_Task_
Will you give every entry again exactly as it stands?

--- start of Dataset records ---

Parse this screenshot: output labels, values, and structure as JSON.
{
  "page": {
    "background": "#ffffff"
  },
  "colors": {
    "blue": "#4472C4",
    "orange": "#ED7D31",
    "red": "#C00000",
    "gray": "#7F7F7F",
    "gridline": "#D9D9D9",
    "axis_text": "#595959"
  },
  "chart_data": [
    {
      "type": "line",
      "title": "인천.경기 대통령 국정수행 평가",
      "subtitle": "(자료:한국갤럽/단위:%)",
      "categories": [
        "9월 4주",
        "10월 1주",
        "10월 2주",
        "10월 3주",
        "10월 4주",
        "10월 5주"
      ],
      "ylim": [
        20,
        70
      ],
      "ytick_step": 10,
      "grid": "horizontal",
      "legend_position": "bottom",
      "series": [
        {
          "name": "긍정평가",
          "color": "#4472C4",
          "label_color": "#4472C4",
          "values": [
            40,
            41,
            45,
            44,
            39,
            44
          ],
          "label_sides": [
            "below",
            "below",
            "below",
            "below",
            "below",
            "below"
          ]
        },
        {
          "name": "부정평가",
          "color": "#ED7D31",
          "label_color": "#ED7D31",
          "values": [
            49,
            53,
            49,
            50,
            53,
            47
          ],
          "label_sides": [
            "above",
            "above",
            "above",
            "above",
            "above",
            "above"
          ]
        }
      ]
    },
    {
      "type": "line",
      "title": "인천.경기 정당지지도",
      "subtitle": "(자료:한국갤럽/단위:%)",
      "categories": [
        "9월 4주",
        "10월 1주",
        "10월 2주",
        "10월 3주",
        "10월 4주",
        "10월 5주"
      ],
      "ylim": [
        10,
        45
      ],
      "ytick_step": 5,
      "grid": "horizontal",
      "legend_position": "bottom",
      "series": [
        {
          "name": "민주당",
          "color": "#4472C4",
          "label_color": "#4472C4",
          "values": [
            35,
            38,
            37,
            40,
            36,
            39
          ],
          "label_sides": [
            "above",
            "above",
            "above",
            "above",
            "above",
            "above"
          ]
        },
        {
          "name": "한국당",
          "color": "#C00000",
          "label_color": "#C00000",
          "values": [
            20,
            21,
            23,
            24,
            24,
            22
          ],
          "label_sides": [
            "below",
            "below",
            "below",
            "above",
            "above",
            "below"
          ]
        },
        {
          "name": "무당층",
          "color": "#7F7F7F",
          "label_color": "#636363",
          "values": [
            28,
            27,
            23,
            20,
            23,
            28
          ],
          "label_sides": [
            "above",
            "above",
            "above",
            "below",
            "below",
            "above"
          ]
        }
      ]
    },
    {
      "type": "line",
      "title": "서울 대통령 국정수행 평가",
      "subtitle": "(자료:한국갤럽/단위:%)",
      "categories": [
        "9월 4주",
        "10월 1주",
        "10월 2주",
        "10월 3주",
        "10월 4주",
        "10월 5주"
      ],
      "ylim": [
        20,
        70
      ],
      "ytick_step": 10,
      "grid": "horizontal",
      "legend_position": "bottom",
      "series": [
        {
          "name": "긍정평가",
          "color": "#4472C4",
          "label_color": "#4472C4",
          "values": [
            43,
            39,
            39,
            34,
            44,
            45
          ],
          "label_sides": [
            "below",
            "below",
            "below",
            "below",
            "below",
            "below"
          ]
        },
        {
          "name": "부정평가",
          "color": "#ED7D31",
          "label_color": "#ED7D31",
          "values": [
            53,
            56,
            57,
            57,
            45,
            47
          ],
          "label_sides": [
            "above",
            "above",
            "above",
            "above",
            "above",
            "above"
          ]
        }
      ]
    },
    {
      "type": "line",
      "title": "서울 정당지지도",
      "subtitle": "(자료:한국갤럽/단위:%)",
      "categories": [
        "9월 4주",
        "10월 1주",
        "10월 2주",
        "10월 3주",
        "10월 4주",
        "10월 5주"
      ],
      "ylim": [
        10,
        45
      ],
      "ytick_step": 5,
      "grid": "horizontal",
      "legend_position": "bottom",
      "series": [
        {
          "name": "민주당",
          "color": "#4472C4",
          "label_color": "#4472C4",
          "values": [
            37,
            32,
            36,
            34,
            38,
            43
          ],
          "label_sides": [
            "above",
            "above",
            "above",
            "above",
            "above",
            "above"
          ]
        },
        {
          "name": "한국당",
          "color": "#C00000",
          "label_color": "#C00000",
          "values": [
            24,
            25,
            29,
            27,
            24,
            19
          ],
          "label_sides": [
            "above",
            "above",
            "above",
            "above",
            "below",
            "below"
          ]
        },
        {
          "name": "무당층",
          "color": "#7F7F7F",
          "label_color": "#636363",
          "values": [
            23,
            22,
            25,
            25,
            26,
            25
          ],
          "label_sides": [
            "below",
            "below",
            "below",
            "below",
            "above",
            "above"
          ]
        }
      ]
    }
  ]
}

--- end of Dataset records ---

_Result_
Parse this screenshot: output labels, values, and structure as JSON.
{
  "page": {
    "background": "#ffffff"
  },
  "colors": {
    "blue": "#4472C4",
    "orange": "#ED7D31",
    "red": "#C00000",
    "gray": "#7F7F7F",
    "gridline": "#D9D9D9",
    "axis_text": "#595959"
  },
  "chart_data": [
    {
      "type": "line",
      "title": "인천.경기 대통령 국정수행 평가",
      "subtitle": "(자료:한국갤럽/단위:%)",
      "categories": [
        "9월 4주",
        "10월 1주",
        "10월 2주",
        "10월 3주",
        "10월 4주",
        "10월 5주"
      ],
      "ylim": [
        20,
        70
      ],
      "ytick_step": 10,
      "grid": "horizontal",
      "legend_position": "bottom",
      "series": [
        {
          "name": "긍정평가",
          "color": "#4472C4",
          "label_color": "#4472C4",
          "values": [
            40,
            41,
            45,
            44,
            39,
            44
          ],
          "label_sides": [
            "below",
            "below",
            "below",
            "below",
            "below",
            "below"
          ]
        },
        {
          "name": "부정평가",
          "color": "#ED7D31",
          "label_color": "#ED7D31",
          "values": [
            49,
            53,
            49,
            50,
            53,
            47
          ],
          "label_sides": [
            "above",
            "above",
            "above",
            "above",
            "above",
            "above"
          ]
        }
      ]
    },
    {
      "type": "line",
      "title": "인천.경기 정당지지도",
      "subtitle": "(자료:한국갤럽/단위:%)",
      "categories": [
        "9월 4주",
        "10월 1주",
        "10월 2주",
        "10월 3주",
        "10월 4주",
        "10월 5주"
      ],
      "ylim": [
        10,
        45
      ],
      "ytick_step": 5,
      "grid": "horizontal",
      "legend_position": "bottom",
      "series": [
        {
          "name": "민주당",
          "color": "#4472C4",
          "label_color": "#4472C4",
          "values": [
            35,
            38,
            37,
            40,
            36,
            39
          ],
          "label_sides": [
            "above",
            "above",
            "above",
            "above",
            "above",
            "above"
          ]
        },
        {
          "name": "한국당",
          "color": "#C00000",
          "label_color": "#C00000",
          "values": [
            20,
            21,
            23,
            24,
            24,
            22
          ],
          "label_sides": [
            "below",
            "below",
            "below",
            "above",
            "above",
            "below"
          ]
        },
        {
          "name": "무당층",
          "color": "#7F7F7F",
          "label_color": "#636363",
          "values": [
            28,
            27,
            23,
            20,
            23,
            28
          ],
          "label_sides": [
            "above",
            "above",
            "above",
            "below",
            "below",
            "above"
          ]
        }
      ]
    },
    {
      "type": "line",
      "title": "서울 대통령 국정수행 평가",
      "subtitle": "(자료:한국갤럽/단위:%)",
      "categories": [
        "9월 4주",
        "10월 1주",
        "10월 2주",
        "10월 3주",
        "10월 4주",
        "10월 5주"
      ],
      "ylim": [
        20,
        70
      ],
      "ytick_step": 10,
      "grid": "horizontal",
      "legend_position": "bottom",
      "series": [
        {
          "name": "긍정평가",
          "color": "#4472C4",
          "label_color": "#4472C4",
          "values": [
            43,
            39,
            39,
            34,
            44,
            45
          ],
          "label_sides": [
            "below",
            "below",
            "below",
            "below",
            "below",
            "below"
          ]
        },
        {
          "name": "부정평가",
          "color": "#ED7D31",
          "label_color": "#ED7D31",
          "values": [
            53,
            56,
            57,
            57,
            45,
            47
          ],
          "label_sides": [
            "above",
            "above",
            "above",
            "above",
            "above",
            "above"
          ]
        }
      ]
    },
    {
      "type": "line",
      "title": "서울 정당지지도",
      "subtitle": "(자료:한국갤럽/단위:%)",
      "categories": [
        "9월 4주",
        "10월 1주",
        "10월 2주",
        "10월 3주",
        "10월 4주",
        "10월 5주"
      ],
      "ylim": [
        10,
        45
      ],
      "ytick_step": 5,
      "grid": "horizontal",
      "legend_position": "bottom",
      "series": [
        {
          "name": "민주당",
          "color": "#4472C4",
          "label_color": "#4472C4",
          "values": [
            37,
            32,
            36,
            34,
            38,
            43
          ],
          "label_sides": [
            "above",
            "above",
            "above",
            "above",
            "above",
            "above"
          ]
        },
        {
          "name": "한국당",
          "color": "#C00000",
          "label_color": "#C00000",
          "values": [
            24,
            25,
            29,
            27,
            24,
            19
          ],
          "label_sides": [
            "above",
            "above",
            "above",
            "above",
            "below",
            "below"
          ]
        },
        {
          "name": "무당층",
          "color": "#7F7F7F",
          "label_color": "#636363",
          "values": [
            23,
            22,
            25,
            25,
            26,
            25
          ],
          "label_sides": [
            "below",
            "below",
            "below",
            "below",
            "above",
            "above"
          ]
        }
      ]
    }
  ]
}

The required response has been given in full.